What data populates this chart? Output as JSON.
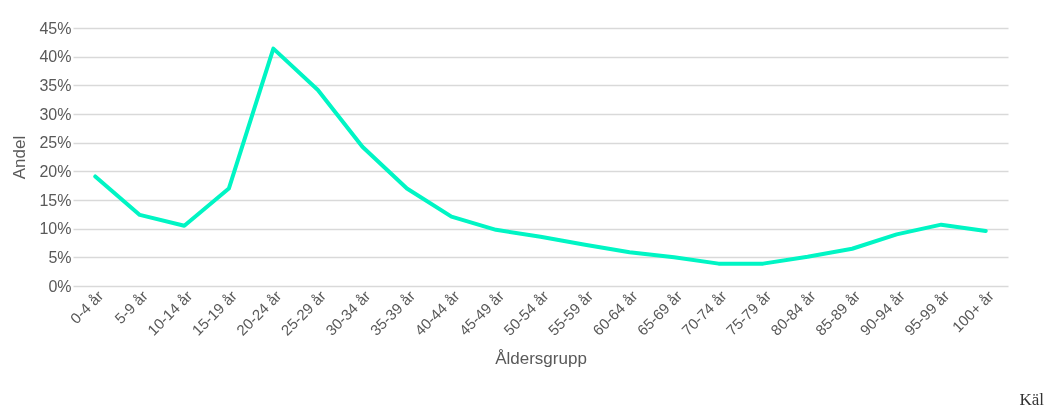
{
  "chart_data": {
    "type": "line",
    "xlabel": "Åldersgrupp",
    "ylabel": "Andel",
    "categories": [
      "0-4 år",
      "5-9 år",
      "10-14 år",
      "15-19 år",
      "20-24 år",
      "25-29 år",
      "30-34 år",
      "35-39 år",
      "40-44 år",
      "45-49 år",
      "50-54 år",
      "55-59 år",
      "60-64 år",
      "65-69 år",
      "70-74 år",
      "75-79 år",
      "80-84 år",
      "85-89 år",
      "90-94 år",
      "95-99 år",
      "100+ år"
    ],
    "series": [
      {
        "color": "#00f5c4",
        "values": [
          19.1,
          12.4,
          10.5,
          17.0,
          41.4,
          34.2,
          24.3,
          17.0,
          12.1,
          9.8,
          8.6,
          7.2,
          5.9,
          5.0,
          3.9,
          3.9,
          5.1,
          6.5,
          9.0,
          10.7,
          9.6
        ]
      }
    ],
    "ylim": [
      0,
      45
    ],
    "yticks": [
      {
        "value": 0,
        "label": "0%"
      },
      {
        "value": 5,
        "label": "5%"
      },
      {
        "value": 10,
        "label": "10%"
      },
      {
        "value": 15,
        "label": "15%"
      },
      {
        "value": 20,
        "label": "20%"
      },
      {
        "value": 25,
        "label": "25%"
      },
      {
        "value": 30,
        "label": "30%"
      },
      {
        "value": 35,
        "label": "35%"
      },
      {
        "value": 40,
        "label": "40%"
      },
      {
        "value": 45,
        "label": "45%"
      }
    ],
    "grid": "y",
    "marker": "none",
    "line_style": "solid",
    "annotations": [
      "Käl"
    ]
  }
}
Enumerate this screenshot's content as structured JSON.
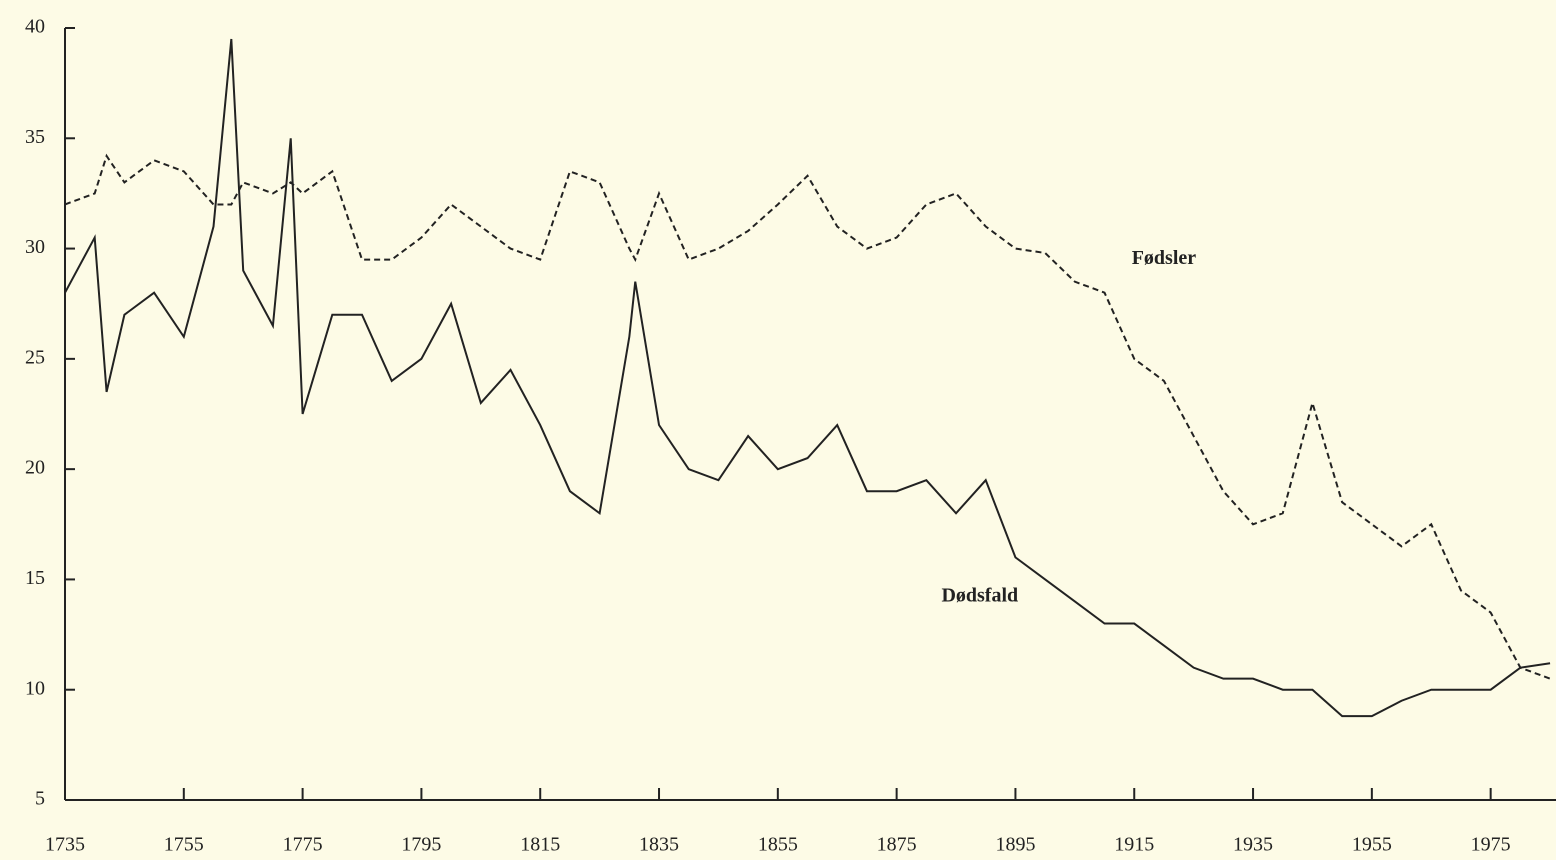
{
  "chart_data": {
    "type": "line",
    "x": [
      1735,
      1740,
      1742,
      1745,
      1750,
      1755,
      1760,
      1763,
      1765,
      1770,
      1773,
      1775,
      1780,
      1785,
      1790,
      1795,
      1800,
      1805,
      1810,
      1815,
      1820,
      1825,
      1830,
      1831,
      1835,
      1840,
      1845,
      1850,
      1855,
      1860,
      1865,
      1870,
      1875,
      1880,
      1885,
      1890,
      1895,
      1900,
      1905,
      1910,
      1915,
      1920,
      1925,
      1930,
      1935,
      1940,
      1945,
      1950,
      1955,
      1960,
      1965,
      1970,
      1975,
      1980,
      1985
    ],
    "series": [
      {
        "name": "Fødsler",
        "color": "#222222",
        "style": "dashed",
        "values": [
          32,
          32.5,
          34.2,
          33,
          34,
          33.5,
          32,
          32,
          33,
          32.5,
          33,
          32.5,
          33.5,
          29.5,
          29.5,
          30.5,
          32,
          31,
          30,
          29.5,
          33.5,
          33,
          30,
          29.5,
          32.5,
          29.5,
          30,
          30.8,
          32,
          33.3,
          31,
          30,
          30.5,
          32,
          32.5,
          31,
          30,
          29.8,
          28.5,
          28,
          25,
          24,
          21.5,
          19,
          17.5,
          18,
          23,
          18.5,
          17.5,
          16.5,
          17.5,
          14.5,
          13.5,
          11,
          10.5
        ]
      },
      {
        "name": "Dødsfald",
        "color": "#222222",
        "style": "solid",
        "values": [
          28,
          30.5,
          23.5,
          27,
          28,
          26,
          31,
          39.5,
          29,
          26.5,
          35,
          22.5,
          27,
          27,
          24,
          25,
          27.5,
          23,
          24.5,
          22,
          19,
          18,
          26,
          28.5,
          22,
          20,
          19.5,
          21.5,
          20,
          20.5,
          22,
          19,
          19,
          19.5,
          18,
          19.5,
          16,
          15,
          14,
          13,
          13,
          12,
          11,
          10.5,
          10.5,
          10,
          10,
          8.8,
          8.8,
          9.5,
          10,
          10,
          10,
          11,
          11.2
        ]
      }
    ],
    "annotations": [
      {
        "text": "Fødsler",
        "series": 0,
        "x": 1920,
        "y": 29.5
      },
      {
        "text": "Dødsfald",
        "series": 1,
        "x": 1889,
        "y": 14.2
      }
    ],
    "xlim": [
      1735,
      1986
    ],
    "ylim": [
      5,
      40
    ],
    "xticks": [
      1735,
      1755,
      1775,
      1795,
      1815,
      1835,
      1855,
      1875,
      1895,
      1915,
      1935,
      1955,
      1975
    ],
    "yticks": [
      5,
      10,
      15,
      20,
      25,
      30,
      35,
      40
    ],
    "grid": false
  }
}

□ □ □

• SET EXERCISE: Pick out the lines containing the string "JSON" and show them.

• EXERCISE RESULT:
What data populates this chart? Output as JSON.
Enumerate this screenshot's content as structured JSON.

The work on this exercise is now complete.